TASK STATEMENT: Compile every line that includes the word "Chabrier".

Dataset listings of figures:

********************

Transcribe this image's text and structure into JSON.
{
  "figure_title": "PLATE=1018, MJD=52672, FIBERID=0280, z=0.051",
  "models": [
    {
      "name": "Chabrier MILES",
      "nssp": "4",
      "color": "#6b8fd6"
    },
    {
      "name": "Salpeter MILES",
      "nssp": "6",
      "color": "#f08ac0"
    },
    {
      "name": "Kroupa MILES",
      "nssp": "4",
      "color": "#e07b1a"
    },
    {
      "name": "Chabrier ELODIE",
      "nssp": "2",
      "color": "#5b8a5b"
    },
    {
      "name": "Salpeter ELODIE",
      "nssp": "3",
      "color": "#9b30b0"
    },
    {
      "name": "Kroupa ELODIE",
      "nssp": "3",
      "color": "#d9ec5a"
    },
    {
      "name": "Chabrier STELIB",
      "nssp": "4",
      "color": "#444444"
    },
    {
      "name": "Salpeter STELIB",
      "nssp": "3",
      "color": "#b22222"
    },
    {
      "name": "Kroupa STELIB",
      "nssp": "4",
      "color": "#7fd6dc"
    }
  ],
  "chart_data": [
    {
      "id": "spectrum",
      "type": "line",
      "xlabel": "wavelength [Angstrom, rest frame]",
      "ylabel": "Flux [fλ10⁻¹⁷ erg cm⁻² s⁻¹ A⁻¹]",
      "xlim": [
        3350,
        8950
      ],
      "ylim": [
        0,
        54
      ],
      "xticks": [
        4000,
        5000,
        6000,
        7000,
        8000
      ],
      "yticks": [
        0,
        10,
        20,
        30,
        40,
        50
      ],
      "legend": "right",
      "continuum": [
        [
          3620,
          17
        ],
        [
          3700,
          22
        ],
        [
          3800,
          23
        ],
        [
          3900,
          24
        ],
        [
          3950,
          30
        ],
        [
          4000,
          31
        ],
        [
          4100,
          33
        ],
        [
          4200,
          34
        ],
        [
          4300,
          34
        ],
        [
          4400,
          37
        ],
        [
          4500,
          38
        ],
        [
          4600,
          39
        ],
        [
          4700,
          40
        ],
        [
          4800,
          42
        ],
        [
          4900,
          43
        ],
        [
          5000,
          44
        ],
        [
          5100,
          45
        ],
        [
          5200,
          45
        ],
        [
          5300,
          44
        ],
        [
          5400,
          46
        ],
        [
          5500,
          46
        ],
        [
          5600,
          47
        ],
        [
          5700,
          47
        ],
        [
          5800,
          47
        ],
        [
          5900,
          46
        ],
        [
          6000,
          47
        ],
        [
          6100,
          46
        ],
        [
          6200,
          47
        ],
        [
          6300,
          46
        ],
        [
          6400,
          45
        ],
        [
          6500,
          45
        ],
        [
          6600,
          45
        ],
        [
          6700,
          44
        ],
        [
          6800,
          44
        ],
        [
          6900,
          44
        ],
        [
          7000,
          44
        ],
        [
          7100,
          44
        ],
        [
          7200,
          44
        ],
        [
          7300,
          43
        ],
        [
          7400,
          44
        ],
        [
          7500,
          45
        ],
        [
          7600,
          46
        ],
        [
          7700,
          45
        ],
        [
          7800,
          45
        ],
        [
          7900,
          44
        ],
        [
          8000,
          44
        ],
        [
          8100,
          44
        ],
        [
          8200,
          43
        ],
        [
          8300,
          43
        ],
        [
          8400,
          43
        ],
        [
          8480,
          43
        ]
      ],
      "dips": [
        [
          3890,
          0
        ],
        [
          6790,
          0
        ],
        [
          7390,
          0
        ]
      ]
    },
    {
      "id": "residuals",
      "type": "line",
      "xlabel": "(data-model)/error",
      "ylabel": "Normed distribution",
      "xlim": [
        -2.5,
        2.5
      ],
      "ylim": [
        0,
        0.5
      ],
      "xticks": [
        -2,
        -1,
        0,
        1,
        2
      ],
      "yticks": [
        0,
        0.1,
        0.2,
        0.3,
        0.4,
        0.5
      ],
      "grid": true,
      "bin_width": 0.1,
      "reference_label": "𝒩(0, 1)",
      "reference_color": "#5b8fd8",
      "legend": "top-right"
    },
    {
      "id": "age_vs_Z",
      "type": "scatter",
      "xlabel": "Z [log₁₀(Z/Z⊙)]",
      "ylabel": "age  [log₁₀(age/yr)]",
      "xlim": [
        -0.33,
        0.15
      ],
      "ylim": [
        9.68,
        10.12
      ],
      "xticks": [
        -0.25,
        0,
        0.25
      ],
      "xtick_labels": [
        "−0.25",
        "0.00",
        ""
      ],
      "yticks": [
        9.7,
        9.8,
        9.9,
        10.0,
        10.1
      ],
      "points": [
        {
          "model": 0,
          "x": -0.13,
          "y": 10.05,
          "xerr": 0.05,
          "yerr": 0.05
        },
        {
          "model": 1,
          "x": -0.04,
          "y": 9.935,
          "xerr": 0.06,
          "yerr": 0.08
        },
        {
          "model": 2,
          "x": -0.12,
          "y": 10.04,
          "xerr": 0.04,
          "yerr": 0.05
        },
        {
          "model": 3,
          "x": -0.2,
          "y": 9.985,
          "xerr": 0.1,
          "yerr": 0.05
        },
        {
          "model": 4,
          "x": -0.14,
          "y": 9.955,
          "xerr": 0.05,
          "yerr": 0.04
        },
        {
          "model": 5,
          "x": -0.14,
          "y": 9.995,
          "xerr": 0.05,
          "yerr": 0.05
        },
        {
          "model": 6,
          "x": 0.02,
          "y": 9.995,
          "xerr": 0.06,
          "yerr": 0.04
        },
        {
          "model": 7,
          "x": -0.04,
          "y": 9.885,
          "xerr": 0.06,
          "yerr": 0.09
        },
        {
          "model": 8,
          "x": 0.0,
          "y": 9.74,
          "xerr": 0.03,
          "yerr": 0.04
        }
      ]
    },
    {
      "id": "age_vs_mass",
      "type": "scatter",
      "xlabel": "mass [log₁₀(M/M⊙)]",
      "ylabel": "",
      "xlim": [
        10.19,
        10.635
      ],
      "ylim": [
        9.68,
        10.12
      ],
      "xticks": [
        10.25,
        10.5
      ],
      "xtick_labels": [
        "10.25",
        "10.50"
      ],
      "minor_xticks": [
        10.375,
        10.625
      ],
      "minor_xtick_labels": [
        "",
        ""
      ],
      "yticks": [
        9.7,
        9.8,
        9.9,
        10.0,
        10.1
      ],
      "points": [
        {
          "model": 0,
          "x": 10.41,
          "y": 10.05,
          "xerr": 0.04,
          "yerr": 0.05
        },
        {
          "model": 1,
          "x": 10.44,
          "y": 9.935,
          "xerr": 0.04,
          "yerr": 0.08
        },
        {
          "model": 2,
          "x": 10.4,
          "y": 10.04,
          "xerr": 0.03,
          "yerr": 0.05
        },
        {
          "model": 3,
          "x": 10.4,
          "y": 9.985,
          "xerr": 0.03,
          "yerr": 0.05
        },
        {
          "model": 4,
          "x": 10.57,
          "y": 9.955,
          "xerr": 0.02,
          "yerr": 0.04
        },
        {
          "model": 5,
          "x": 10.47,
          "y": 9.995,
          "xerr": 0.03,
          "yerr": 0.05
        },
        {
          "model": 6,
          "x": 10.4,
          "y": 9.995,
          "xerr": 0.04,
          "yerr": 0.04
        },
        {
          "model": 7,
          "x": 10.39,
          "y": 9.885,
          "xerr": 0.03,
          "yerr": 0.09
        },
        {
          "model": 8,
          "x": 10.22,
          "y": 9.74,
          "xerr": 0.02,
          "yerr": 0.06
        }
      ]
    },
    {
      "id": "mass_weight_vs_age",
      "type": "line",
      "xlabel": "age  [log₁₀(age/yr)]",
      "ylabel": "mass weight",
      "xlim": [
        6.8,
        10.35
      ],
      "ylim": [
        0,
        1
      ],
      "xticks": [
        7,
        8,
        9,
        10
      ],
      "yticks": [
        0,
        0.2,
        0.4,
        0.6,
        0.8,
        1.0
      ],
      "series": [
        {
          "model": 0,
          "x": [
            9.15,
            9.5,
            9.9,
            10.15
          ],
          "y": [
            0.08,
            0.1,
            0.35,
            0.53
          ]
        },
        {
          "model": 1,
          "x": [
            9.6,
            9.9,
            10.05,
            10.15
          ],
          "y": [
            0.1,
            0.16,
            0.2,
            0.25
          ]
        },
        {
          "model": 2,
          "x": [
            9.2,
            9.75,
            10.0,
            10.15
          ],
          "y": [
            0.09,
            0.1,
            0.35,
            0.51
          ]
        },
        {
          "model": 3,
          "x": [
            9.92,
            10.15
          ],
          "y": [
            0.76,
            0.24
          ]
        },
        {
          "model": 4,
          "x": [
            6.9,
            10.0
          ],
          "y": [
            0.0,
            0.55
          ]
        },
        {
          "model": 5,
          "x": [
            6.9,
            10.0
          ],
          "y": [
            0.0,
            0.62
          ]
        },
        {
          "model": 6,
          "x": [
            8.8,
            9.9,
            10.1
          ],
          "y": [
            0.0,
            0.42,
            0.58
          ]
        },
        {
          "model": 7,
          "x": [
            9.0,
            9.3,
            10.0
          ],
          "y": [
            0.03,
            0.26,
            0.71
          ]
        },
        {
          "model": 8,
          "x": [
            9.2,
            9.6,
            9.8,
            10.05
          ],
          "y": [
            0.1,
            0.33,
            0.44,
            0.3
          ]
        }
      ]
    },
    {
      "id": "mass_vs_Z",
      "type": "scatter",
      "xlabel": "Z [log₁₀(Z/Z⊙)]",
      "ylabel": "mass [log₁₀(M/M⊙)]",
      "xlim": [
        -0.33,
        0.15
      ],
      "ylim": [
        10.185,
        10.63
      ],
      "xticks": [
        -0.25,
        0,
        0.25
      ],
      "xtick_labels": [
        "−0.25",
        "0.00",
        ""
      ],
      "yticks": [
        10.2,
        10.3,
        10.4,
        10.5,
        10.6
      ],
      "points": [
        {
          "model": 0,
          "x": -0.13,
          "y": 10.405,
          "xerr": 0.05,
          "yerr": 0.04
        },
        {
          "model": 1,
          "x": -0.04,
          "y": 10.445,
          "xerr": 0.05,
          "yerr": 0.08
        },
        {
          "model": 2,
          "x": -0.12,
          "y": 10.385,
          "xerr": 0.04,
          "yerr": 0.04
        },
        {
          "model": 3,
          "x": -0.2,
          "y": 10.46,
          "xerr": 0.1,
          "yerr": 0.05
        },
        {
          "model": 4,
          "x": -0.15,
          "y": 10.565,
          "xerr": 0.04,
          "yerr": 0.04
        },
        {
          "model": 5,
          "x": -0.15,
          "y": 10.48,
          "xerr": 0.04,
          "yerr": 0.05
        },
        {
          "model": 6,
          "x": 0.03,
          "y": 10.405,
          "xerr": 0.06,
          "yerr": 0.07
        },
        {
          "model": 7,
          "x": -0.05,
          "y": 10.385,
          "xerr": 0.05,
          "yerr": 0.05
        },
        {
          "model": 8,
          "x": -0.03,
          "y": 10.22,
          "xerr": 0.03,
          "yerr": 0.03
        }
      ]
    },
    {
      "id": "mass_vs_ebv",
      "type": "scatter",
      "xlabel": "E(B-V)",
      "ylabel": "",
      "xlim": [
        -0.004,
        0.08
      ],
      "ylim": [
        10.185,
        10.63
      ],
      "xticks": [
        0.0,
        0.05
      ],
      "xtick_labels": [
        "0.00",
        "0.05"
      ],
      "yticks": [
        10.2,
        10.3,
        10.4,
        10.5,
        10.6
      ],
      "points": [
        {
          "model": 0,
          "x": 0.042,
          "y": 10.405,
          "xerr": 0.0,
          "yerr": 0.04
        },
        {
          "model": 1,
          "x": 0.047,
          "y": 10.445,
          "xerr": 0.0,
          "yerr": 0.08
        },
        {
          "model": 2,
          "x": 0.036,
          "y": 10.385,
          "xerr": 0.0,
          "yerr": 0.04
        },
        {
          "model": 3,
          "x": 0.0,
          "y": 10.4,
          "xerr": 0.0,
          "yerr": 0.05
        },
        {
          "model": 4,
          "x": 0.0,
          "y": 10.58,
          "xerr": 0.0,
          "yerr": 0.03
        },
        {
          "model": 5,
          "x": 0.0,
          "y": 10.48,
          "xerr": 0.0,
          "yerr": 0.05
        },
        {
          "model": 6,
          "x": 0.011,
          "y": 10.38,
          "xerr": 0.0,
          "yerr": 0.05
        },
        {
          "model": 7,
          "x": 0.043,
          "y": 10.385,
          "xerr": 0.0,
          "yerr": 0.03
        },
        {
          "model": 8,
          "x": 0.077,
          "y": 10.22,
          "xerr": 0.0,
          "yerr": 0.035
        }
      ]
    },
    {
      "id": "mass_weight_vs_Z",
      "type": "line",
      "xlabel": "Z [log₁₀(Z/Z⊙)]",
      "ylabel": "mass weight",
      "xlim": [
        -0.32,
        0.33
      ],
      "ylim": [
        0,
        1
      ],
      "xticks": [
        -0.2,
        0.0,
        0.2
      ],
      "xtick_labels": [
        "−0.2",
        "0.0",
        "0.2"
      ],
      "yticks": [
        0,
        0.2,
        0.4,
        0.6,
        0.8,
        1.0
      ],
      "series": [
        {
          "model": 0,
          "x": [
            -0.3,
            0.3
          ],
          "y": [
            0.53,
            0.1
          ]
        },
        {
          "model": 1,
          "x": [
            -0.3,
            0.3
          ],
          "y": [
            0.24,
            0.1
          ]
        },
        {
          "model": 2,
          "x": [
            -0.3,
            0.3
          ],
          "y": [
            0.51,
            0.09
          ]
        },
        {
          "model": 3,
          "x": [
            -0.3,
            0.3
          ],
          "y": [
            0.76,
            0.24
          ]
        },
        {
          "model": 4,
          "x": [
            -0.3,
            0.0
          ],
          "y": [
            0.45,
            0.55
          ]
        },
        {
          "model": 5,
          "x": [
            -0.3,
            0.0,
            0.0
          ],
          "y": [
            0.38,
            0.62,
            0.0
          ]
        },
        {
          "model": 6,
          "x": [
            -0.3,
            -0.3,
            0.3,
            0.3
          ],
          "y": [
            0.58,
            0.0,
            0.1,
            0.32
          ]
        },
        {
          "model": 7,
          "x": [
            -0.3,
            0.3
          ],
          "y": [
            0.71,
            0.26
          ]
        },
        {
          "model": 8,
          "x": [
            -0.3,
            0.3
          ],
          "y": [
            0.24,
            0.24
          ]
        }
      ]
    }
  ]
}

********************

SOLVED EXERCISE:
      "name": "Chabrier MILES",
      "name": "Chabrier ELODIE",
      "name": "Chabrier STELIB",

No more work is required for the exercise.